## START Provided information

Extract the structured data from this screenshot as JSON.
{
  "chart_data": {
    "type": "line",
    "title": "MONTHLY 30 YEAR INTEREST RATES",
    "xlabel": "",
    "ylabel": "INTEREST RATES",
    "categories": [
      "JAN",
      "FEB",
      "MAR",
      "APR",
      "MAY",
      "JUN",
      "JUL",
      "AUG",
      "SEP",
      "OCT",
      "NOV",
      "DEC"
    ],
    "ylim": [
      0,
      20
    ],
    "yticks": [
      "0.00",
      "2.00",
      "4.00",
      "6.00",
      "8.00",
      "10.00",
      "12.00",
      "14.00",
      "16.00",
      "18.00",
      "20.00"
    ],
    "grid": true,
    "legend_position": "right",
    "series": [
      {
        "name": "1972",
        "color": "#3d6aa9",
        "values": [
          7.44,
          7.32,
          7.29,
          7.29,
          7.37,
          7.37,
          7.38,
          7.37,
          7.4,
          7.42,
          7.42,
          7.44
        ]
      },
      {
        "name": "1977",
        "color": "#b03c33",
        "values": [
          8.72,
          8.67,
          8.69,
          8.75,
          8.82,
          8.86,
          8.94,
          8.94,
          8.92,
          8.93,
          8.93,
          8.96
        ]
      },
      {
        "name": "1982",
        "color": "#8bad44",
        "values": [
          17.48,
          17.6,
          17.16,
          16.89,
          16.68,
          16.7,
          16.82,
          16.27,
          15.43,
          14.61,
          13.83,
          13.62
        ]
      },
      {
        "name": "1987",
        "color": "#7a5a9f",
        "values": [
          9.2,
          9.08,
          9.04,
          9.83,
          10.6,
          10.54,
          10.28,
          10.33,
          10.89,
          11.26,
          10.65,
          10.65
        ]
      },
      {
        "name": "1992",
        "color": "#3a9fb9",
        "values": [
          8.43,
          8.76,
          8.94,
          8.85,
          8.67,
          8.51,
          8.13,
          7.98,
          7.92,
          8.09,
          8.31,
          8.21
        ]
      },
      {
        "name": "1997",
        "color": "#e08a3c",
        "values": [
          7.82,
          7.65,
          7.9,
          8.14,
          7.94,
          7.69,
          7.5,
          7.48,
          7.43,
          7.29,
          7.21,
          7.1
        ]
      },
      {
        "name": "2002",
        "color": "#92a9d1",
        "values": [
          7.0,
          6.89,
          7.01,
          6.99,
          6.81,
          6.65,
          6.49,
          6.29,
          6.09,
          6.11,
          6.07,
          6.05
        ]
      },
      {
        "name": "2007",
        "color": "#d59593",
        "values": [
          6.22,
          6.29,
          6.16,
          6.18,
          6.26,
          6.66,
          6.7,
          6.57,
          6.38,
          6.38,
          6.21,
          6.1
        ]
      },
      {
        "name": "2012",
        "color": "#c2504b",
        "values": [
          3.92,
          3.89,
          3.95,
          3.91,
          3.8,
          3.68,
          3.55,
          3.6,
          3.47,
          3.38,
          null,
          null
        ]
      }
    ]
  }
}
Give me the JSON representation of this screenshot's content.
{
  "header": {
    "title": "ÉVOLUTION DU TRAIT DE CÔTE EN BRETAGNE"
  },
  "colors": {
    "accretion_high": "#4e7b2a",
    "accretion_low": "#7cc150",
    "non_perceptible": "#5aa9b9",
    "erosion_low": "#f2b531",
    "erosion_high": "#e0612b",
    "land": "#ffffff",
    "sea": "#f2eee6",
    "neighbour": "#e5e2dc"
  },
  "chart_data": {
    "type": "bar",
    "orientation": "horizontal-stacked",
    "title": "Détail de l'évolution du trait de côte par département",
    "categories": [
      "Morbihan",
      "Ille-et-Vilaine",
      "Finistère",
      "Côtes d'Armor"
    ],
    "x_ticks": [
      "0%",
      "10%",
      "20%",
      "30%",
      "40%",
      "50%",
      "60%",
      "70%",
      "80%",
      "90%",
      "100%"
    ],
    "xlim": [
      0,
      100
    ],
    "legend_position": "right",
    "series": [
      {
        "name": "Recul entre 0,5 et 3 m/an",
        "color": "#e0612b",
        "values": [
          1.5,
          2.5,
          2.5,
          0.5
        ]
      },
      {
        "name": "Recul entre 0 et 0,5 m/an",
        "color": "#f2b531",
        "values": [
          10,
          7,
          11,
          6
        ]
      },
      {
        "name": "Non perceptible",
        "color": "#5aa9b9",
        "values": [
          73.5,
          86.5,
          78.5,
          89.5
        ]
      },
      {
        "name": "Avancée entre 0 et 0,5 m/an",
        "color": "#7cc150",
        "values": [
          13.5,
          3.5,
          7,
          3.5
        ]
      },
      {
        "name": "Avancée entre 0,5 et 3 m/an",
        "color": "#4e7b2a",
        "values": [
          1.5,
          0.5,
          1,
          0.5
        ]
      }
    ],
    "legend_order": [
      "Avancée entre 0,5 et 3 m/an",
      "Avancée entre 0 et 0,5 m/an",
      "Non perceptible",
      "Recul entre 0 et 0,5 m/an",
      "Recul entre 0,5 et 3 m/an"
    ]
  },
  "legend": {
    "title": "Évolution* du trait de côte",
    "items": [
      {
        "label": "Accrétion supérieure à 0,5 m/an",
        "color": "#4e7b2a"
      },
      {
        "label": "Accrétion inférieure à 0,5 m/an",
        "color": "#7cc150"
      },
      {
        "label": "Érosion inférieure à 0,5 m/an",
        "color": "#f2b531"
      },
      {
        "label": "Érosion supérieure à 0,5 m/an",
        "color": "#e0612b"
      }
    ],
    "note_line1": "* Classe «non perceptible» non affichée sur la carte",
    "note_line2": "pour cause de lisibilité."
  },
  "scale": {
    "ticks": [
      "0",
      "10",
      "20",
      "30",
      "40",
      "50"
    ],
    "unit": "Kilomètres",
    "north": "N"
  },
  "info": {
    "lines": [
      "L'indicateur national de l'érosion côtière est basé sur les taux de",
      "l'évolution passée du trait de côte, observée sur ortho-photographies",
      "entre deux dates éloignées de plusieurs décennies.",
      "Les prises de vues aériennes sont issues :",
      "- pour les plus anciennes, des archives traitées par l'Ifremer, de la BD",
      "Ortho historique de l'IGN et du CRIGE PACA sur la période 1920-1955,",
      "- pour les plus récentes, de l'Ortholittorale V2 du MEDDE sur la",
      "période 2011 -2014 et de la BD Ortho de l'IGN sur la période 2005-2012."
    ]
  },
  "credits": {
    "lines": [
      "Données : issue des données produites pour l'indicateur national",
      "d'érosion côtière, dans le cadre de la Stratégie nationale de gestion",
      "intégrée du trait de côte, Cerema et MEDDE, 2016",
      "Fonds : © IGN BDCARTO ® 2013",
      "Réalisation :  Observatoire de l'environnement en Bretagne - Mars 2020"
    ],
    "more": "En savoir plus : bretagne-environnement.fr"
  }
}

## END Provided information

Problem details
Each line of the material should be echoed exactly.

Response to this task
Extract the structured data from this screenshot as JSON.
{
  "chart_data": {
    "type": "line",
    "title": "MONTHLY 30 YEAR INTEREST RATES",
    "xlabel": "",
    "ylabel": "INTEREST RATES",
    "categories": [
      "JAN",
      "FEB",
      "MAR",
      "APR",
      "MAY",
      "JUN",
      "JUL",
      "AUG",
      "SEP",
      "OCT",
      "NOV",
      "DEC"
    ],
    "ylim": [
      0,
      20
    ],
    "yticks": [
      "0.00",
      "2.00",
      "4.00",
      "6.00",
      "8.00",
      "10.00",
      "12.00",
      "14.00",
      "16.00",
      "18.00",
      "20.00"
    ],
    "grid": true,
    "legend_position": "right",
    "series": [
      {
        "name": "1972",
        "color": "#3d6aa9",
        "values": [
          7.44,
          7.32,
          7.29,
          7.29,
          7.37,
          7.37,
          7.38,
          7.37,
          7.4,
          7.42,
          7.42,
          7.44
        ]
      },
      {
        "name": "1977",
        "color": "#b03c33",
        "values": [
          8.72,
          8.67,
          8.69,
          8.75,
          8.82,
          8.86,
          8.94,
          8.94,
          8.92,
          8.93,
          8.93,
          8.96
        ]
      },
      {
        "name": "1982",
        "color": "#8bad44",
        "values": [
          17.48,
          17.6,
          17.16,
          16.89,
          16.68,
          16.7,
          16.82,
          16.27,
          15.43,
          14.61,
          13.83,
          13.62
        ]
      },
      {
        "name": "1987",
        "color": "#7a5a9f",
        "values": [
          9.2,
          9.08,
          9.04,
          9.83,
          10.6,
          10.54,
          10.28,
          10.33,
          10.89,
          11.26,
          10.65,
          10.65
        ]
      },
      {
        "name": "1992",
        "color": "#3a9fb9",
        "values": [
          8.43,
          8.76,
          8.94,
          8.85,
          8.67,
          8.51,
          8.13,
          7.98,
          7.92,
          8.09,
          8.31,
          8.21
        ]
      },
      {
        "name": "1997",
        "color": "#e08a3c",
        "values": [
          7.82,
          7.65,
          7.9,
          8.14,
          7.94,
          7.69,
          7.5,
          7.48,
          7.43,
          7.29,
          7.21,
          7.1
        ]
      },
      {
        "name": "2002",
        "color": "#92a9d1",
        "values": [
          7.0,
          6.89,
          7.01,
          6.99,
          6.81,
          6.65,
          6.49,
          6.29,
          6.09,
          6.11,
          6.07,
          6.05
        ]
      },
      {
        "name": "2007",
        "color": "#d59593",
        "values": [
          6.22,
          6.29,
          6.16,
          6.18,
          6.26,
          6.66,
          6.7,
          6.57,
          6.38,
          6.38,
          6.21,
          6.1
        ]
      },
      {
        "name": "2012",
        "color": "#c2504b",
        "values": [
          3.92,
          3.89,
          3.95,
          3.91,
          3.8,
          3.68,
          3.55,
          3.6,
          3.47,
          3.38,
          null,
          null
        ]
      }
    ]
  }
}
Give me the JSON representation of this screenshot's content.
{
  "header": {
    "title": "ÉVOLUTION DU TRAIT DE CÔTE EN BRETAGNE"
  },
  "colors": {
    "accretion_high": "#4e7b2a",
    "accretion_low": "#7cc150",
    "non_perceptible": "#5aa9b9",
    "erosion_low": "#f2b531",
    "erosion_high": "#e0612b",
    "land": "#ffffff",
    "sea": "#f2eee6",
    "neighbour": "#e5e2dc"
  },
  "chart_data": {
    "type": "bar",
    "orientation": "horizontal-stacked",
    "title": "Détail de l'évolution du trait de côte par département",
    "categories": [
      "Morbihan",
      "Ille-et-Vilaine",
      "Finistère",
      "Côtes d'Armor"
    ],
    "x_ticks": [
      "0%",
      "10%",
      "20%",
      "30%",
      "40%",
      "50%",
      "60%",
      "70%",
      "80%",
      "90%",
      "100%"
    ],
    "xlim": [
      0,
      100
    ],
    "legend_position": "right",
    "series": [
      {
        "name": "Recul entre 0,5 et 3 m/an",
        "color": "#e0612b",
        "values": [
          1.5,
          2.5,
          2.5,
          0.5
        ]
      },
      {
        "name": "Recul entre 0 et 0,5 m/an",
        "color": "#f2b531",
        "values": [
          10,
          7,
          11,
          6
        ]
      },
      {
        "name": "Non perceptible",
        "color": "#5aa9b9",
        "values": [
          73.5,
          86.5,
          78.5,
          89.5
        ]
      },
      {
        "name": "Avancée entre 0 et 0,5 m/an",
        "color": "#7cc150",
        "values": [
          13.5,
          3.5,
          7,
          3.5
        ]
      },
      {
        "name": "Avancée entre 0,5 et 3 m/an",
        "color": "#4e7b2a",
        "values": [
          1.5,
          0.5,
          1,
          0.5
        ]
      }
    ],
    "legend_order": [
      "Avancée entre 0,5 et 3 m/an",
      "Avancée entre 0 et 0,5 m/an",
      "Non perceptible",
      "Recul entre 0 et 0,5 m/an",
      "Recul entre 0,5 et 3 m/an"
    ]
  },
  "legend": {
    "title": "Évolution* du trait de côte",
    "items": [
      {
        "label": "Accrétion supérieure à 0,5 m/an",
        "color": "#4e7b2a"
      },
      {
        "label": "Accrétion inférieure à 0,5 m/an",
        "color": "#7cc150"
      },
      {
        "label": "Érosion inférieure à 0,5 m/an",
        "color": "#f2b531"
      },
      {
        "label": "Érosion supérieure à 0,5 m/an",
        "color": "#e0612b"
      }
    ],
    "note_line1": "* Classe «non perceptible» non affichée sur la carte",
    "note_line2": "pour cause de lisibilité."
  },
  "scale": {
    "ticks": [
      "0",
      "10",
      "20",
      "30",
      "40",
      "50"
    ],
    "unit": "Kilomètres",
    "north": "N"
  },
  "info": {
    "lines": [
      "L'indicateur national de l'érosion côtière est basé sur les taux de",
      "l'évolution passée du trait de côte, observée sur ortho-photographies",
      "entre deux dates éloignées de plusieurs décennies.",
      "Les prises de vues aériennes sont issues :",
      "- pour les plus anciennes, des archives traitées par l'Ifremer, de la BD",
      "Ortho historique de l'IGN et du CRIGE PACA sur la période 1920-1955,",
      "- pour les plus récentes, de l'Ortholittorale V2 du MEDDE sur la",
      "période 2011 -2014 et de la BD Ortho de l'IGN sur la période 2005-2012."
    ]
  },
  "credits": {
    "lines": [
      "Données : issue des données produites pour l'indicateur national",
      "d'érosion côtière, dans le cadre de la Stratégie nationale de gestion",
      "intégrée du trait de côte, Cerema et MEDDE, 2016",
      "Fonds : © IGN BDCARTO ® 2013",
      "Réalisation :  Observatoire de l'environnement en Bretagne - Mars 2020"
    ],
    "more": "En savoir plus : bretagne-environnement.fr"
  }
}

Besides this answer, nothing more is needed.